-- Start of TASK DATA --

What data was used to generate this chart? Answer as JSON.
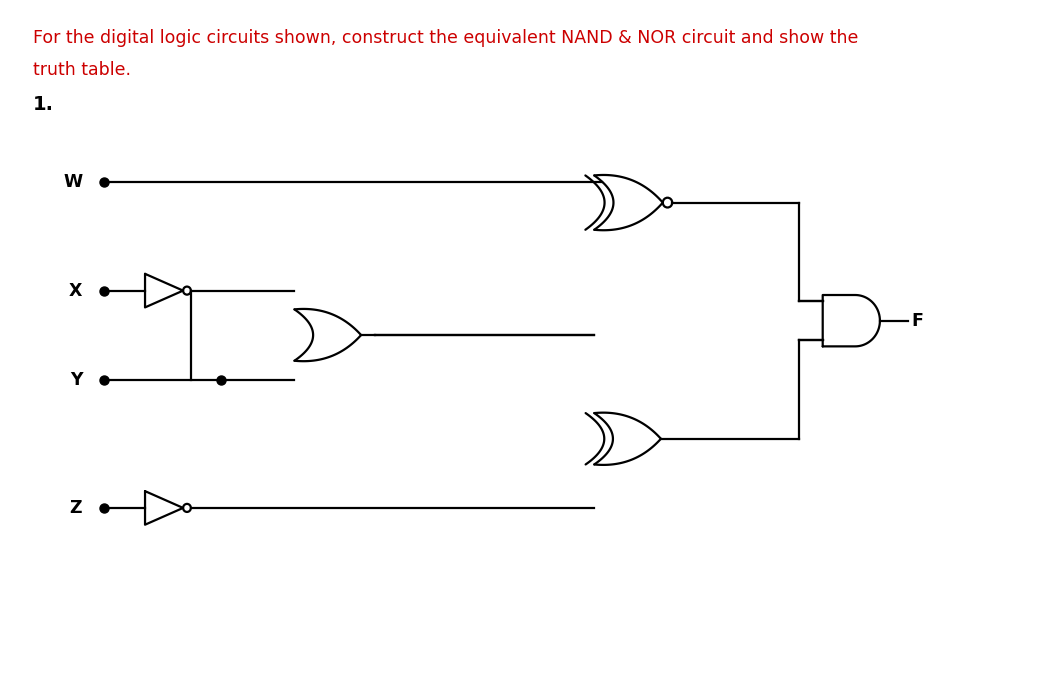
{
  "title_text": "For the digital logic circuits shown, construct the equivalent NAND & NOR circuit and show the",
  "title_text2": "truth table.",
  "number_label": "1.",
  "title_color": "#cc0000",
  "title_fontsize": 12.5,
  "number_fontsize": 14,
  "bg_color": "#ffffff",
  "line_color": "#000000",
  "inputs": [
    "W",
    "X",
    "Y",
    "Z"
  ],
  "output_label": "F",
  "figsize": [
    10.41,
    6.8
  ],
  "dpi": 100
}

-- End of TASK DATA --

Output a faithful copy of the data, with each picture left out.

- [REPLY]
What data was used to generate this chart? Answer as JSON.
{
  "title_text": "For the digital logic circuits shown, construct the equivalent NAND & NOR circuit and show the",
  "title_text2": "truth table.",
  "number_label": "1.",
  "title_color": "#cc0000",
  "title_fontsize": 12.5,
  "number_fontsize": 14,
  "bg_color": "#ffffff",
  "line_color": "#000000",
  "inputs": [
    "W",
    "X",
    "Y",
    "Z"
  ],
  "output_label": "F",
  "figsize": [
    10.41,
    6.8
  ],
  "dpi": 100
}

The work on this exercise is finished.